[Raw data]
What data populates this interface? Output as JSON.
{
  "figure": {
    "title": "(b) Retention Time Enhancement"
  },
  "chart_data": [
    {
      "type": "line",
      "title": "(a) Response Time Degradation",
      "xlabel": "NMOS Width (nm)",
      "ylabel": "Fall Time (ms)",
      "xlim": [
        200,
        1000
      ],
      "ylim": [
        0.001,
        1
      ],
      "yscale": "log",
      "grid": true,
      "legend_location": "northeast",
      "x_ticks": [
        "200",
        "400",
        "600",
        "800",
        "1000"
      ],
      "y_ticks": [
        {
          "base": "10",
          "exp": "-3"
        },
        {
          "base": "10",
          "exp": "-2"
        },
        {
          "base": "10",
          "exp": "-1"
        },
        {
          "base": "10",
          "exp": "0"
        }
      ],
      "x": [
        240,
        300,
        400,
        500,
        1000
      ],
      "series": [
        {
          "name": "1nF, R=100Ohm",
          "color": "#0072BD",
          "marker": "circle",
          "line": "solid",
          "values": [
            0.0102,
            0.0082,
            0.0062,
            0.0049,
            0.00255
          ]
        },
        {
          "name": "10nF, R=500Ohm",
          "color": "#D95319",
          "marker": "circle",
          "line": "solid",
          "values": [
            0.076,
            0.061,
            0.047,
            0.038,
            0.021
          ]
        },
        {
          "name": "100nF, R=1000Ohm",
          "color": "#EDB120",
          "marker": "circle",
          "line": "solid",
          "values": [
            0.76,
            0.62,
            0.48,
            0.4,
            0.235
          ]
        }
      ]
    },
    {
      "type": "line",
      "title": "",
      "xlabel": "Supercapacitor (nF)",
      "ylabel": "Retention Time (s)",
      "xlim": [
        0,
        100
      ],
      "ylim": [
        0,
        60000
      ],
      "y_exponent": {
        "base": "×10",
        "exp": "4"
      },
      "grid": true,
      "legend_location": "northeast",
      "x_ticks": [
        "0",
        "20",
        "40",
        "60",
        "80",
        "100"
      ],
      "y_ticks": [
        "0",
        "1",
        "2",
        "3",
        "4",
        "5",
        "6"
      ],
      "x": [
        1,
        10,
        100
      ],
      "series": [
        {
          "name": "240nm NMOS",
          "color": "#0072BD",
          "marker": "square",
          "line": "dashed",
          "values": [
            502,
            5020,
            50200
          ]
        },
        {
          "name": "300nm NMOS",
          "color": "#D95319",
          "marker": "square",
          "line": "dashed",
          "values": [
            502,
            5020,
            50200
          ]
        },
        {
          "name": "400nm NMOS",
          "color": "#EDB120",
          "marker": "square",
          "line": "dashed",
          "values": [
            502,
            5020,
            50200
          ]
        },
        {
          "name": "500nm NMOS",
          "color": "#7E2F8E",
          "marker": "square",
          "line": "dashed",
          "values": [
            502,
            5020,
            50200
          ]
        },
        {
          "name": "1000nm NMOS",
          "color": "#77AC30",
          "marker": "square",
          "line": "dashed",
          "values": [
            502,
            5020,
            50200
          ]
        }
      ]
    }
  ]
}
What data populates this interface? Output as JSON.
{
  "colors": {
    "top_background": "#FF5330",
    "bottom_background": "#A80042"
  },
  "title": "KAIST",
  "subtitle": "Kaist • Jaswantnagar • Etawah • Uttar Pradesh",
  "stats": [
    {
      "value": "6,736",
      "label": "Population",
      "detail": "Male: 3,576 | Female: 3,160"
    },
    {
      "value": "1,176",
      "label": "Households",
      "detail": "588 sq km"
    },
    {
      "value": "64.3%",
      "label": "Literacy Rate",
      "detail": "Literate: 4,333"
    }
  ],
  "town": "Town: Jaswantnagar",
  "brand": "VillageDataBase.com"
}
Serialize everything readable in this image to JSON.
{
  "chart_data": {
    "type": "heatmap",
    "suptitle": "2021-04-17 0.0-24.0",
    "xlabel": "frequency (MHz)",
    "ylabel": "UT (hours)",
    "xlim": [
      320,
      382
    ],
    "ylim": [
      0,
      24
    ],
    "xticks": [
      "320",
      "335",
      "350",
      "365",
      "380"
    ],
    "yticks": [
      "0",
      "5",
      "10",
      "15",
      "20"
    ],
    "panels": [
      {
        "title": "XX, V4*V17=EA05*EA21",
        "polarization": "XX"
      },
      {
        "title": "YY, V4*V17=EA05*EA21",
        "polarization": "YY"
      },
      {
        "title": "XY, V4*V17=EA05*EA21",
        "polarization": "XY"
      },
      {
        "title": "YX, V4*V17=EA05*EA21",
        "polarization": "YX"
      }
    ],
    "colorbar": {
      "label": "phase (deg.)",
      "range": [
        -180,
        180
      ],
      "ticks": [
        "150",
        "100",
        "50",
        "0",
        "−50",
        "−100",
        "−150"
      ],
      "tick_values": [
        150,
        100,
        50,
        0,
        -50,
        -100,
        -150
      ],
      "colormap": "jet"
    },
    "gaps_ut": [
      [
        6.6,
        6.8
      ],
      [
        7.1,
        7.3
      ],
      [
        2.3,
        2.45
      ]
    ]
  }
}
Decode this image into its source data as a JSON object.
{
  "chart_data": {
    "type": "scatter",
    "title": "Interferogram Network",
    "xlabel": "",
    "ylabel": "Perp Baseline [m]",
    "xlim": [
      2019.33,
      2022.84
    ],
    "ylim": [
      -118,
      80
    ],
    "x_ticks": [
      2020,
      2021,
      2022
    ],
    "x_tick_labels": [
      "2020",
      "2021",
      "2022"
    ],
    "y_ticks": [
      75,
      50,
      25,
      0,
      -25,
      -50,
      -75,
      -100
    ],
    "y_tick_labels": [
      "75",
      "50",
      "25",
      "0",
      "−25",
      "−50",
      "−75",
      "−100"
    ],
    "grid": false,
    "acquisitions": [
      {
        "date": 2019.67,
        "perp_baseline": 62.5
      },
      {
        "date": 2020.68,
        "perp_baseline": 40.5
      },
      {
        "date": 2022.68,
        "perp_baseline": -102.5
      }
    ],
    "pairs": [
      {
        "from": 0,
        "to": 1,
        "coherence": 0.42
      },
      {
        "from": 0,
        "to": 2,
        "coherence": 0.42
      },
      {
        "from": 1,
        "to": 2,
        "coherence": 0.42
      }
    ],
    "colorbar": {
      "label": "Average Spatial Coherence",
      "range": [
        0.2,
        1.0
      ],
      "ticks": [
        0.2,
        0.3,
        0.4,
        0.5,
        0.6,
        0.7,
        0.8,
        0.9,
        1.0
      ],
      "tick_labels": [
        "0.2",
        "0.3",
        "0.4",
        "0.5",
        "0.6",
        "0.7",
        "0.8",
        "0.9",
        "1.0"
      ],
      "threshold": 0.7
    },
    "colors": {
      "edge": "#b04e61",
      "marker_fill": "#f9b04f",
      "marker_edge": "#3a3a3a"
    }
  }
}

[The request]
Write the listing out again, exactly as shown above.

[Output for this exercise]
What data populates this interface? Output as JSON.
{
  "figure": {
    "title": "(b) Retention Time Enhancement"
  },
  "chart_data": [
    {
      "type": "line",
      "title": "(a) Response Time Degradation",
      "xlabel": "NMOS Width (nm)",
      "ylabel": "Fall Time (ms)",
      "xlim": [
        200,
        1000
      ],
      "ylim": [
        0.001,
        1
      ],
      "yscale": "log",
      "grid": true,
      "legend_location": "northeast",
      "x_ticks": [
        "200",
        "400",
        "600",
        "800",
        "1000"
      ],
      "y_ticks": [
        {
          "base": "10",
          "exp": "-3"
        },
        {
          "base": "10",
          "exp": "-2"
        },
        {
          "base": "10",
          "exp": "-1"
        },
        {
          "base": "10",
          "exp": "0"
        }
      ],
      "x": [
        240,
        300,
        400,
        500,
        1000
      ],
      "series": [
        {
          "name": "1nF, R=100Ohm",
          "color": "#0072BD",
          "marker": "circle",
          "line": "solid",
          "values": [
            0.0102,
            0.0082,
            0.0062,
            0.0049,
            0.00255
          ]
        },
        {
          "name": "10nF, R=500Ohm",
          "color": "#D95319",
          "marker": "circle",
          "line": "solid",
          "values": [
            0.076,
            0.061,
            0.047,
            0.038,
            0.021
          ]
        },
        {
          "name": "100nF, R=1000Ohm",
          "color": "#EDB120",
          "marker": "circle",
          "line": "solid",
          "values": [
            0.76,
            0.62,
            0.48,
            0.4,
            0.235
          ]
        }
      ]
    },
    {
      "type": "line",
      "title": "",
      "xlabel": "Supercapacitor (nF)",
      "ylabel": "Retention Time (s)",
      "xlim": [
        0,
        100
      ],
      "ylim": [
        0,
        60000
      ],
      "y_exponent": {
        "base": "×10",
        "exp": "4"
      },
      "grid": true,
      "legend_location": "northeast",
      "x_ticks": [
        "0",
        "20",
        "40",
        "60",
        "80",
        "100"
      ],
      "y_ticks": [
        "0",
        "1",
        "2",
        "3",
        "4",
        "5",
        "6"
      ],
      "x": [
        1,
        10,
        100
      ],
      "series": [
        {
          "name": "240nm NMOS",
          "color": "#0072BD",
          "marker": "square",
          "line": "dashed",
          "values": [
            502,
            5020,
            50200
          ]
        },
        {
          "name": "300nm NMOS",
          "color": "#D95319",
          "marker": "square",
          "line": "dashed",
          "values": [
            502,
            5020,
            50200
          ]
        },
        {
          "name": "400nm NMOS",
          "color": "#EDB120",
          "marker": "square",
          "line": "dashed",
          "values": [
            502,
            5020,
            50200
          ]
        },
        {
          "name": "500nm NMOS",
          "color": "#7E2F8E",
          "marker": "square",
          "line": "dashed",
          "values": [
            502,
            5020,
            50200
          ]
        },
        {
          "name": "1000nm NMOS",
          "color": "#77AC30",
          "marker": "square",
          "line": "dashed",
          "values": [
            502,
            5020,
            50200
          ]
        }
      ]
    }
  ]
}
What data populates this interface? Output as JSON.
{
  "colors": {
    "top_background": "#FF5330",
    "bottom_background": "#A80042"
  },
  "title": "KAIST",
  "subtitle": "Kaist • Jaswantnagar • Etawah • Uttar Pradesh",
  "stats": [
    {
      "value": "6,736",
      "label": "Population",
      "detail": "Male: 3,576 | Female: 3,160"
    },
    {
      "value": "1,176",
      "label": "Households",
      "detail": "588 sq km"
    },
    {
      "value": "64.3%",
      "label": "Literacy Rate",
      "detail": "Literate: 4,333"
    }
  ],
  "town": "Town: Jaswantnagar",
  "brand": "VillageDataBase.com"
}
Serialize everything readable in this image to JSON.
{
  "chart_data": {
    "type": "heatmap",
    "suptitle": "2021-04-17 0.0-24.0",
    "xlabel": "frequency (MHz)",
    "ylabel": "UT (hours)",
    "xlim": [
      320,
      382
    ],
    "ylim": [
      0,
      24
    ],
    "xticks": [
      "320",
      "335",
      "350",
      "365",
      "380"
    ],
    "yticks": [
      "0",
      "5",
      "10",
      "15",
      "20"
    ],
    "panels": [
      {
        "title": "XX, V4*V17=EA05*EA21",
        "polarization": "XX"
      },
      {
        "title": "YY, V4*V17=EA05*EA21",
        "polarization": "YY"
      },
      {
        "title": "XY, V4*V17=EA05*EA21",
        "polarization": "XY"
      },
      {
        "title": "YX, V4*V17=EA05*EA21",
        "polarization": "YX"
      }
    ],
    "colorbar": {
      "label": "phase (deg.)",
      "range": [
        -180,
        180
      ],
      "ticks": [
        "150",
        "100",
        "50",
        "0",
        "−50",
        "−100",
        "−150"
      ],
      "tick_values": [
        150,
        100,
        50,
        0,
        -50,
        -100,
        -150
      ],
      "colormap": "jet"
    },
    "gaps_ut": [
      [
        6.6,
        6.8
      ],
      [
        7.1,
        7.3
      ],
      [
        2.3,
        2.45
      ]
    ]
  }
}
Decode this image into its source data as a JSON object.
{
  "chart_data": {
    "type": "scatter",
    "title": "Interferogram Network",
    "xlabel": "",
    "ylabel": "Perp Baseline [m]",
    "xlim": [
      2019.33,
      2022.84
    ],
    "ylim": [
      -118,
      80
    ],
    "x_ticks": [
      2020,
      2021,
      2022
    ],
    "x_tick_labels": [
      "2020",
      "2021",
      "2022"
    ],
    "y_ticks": [
      75,
      50,
      25,
      0,
      -25,
      -50,
      -75,
      -100
    ],
    "y_tick_labels": [
      "75",
      "50",
      "25",
      "0",
      "−25",
      "−50",
      "−75",
      "−100"
    ],
    "grid": false,
    "acquisitions": [
      {
        "date": 2019.67,
        "perp_baseline": 62.5
      },
      {
        "date": 2020.68,
        "perp_baseline": 40.5
      },
      {
        "date": 2022.68,
        "perp_baseline": -102.5
      }
    ],
    "pairs": [
      {
        "from": 0,
        "to": 1,
        "coherence": 0.42
      },
      {
        "from": 0,
        "to": 2,
        "coherence": 0.42
      },
      {
        "from": 1,
        "to": 2,
        "coherence": 0.42
      }
    ],
    "colorbar": {
      "label": "Average Spatial Coherence",
      "range": [
        0.2,
        1.0
      ],
      "ticks": [
        0.2,
        0.3,
        0.4,
        0.5,
        0.6,
        0.7,
        0.8,
        0.9,
        1.0
      ],
      "tick_labels": [
        "0.2",
        "0.3",
        "0.4",
        "0.5",
        "0.6",
        "0.7",
        "0.8",
        "0.9",
        "1.0"
      ],
      "threshold": 0.7
    },
    "colors": {
      "edge": "#b04e61",
      "marker_fill": "#f9b04f",
      "marker_edge": "#3a3a3a"
    }
  }
}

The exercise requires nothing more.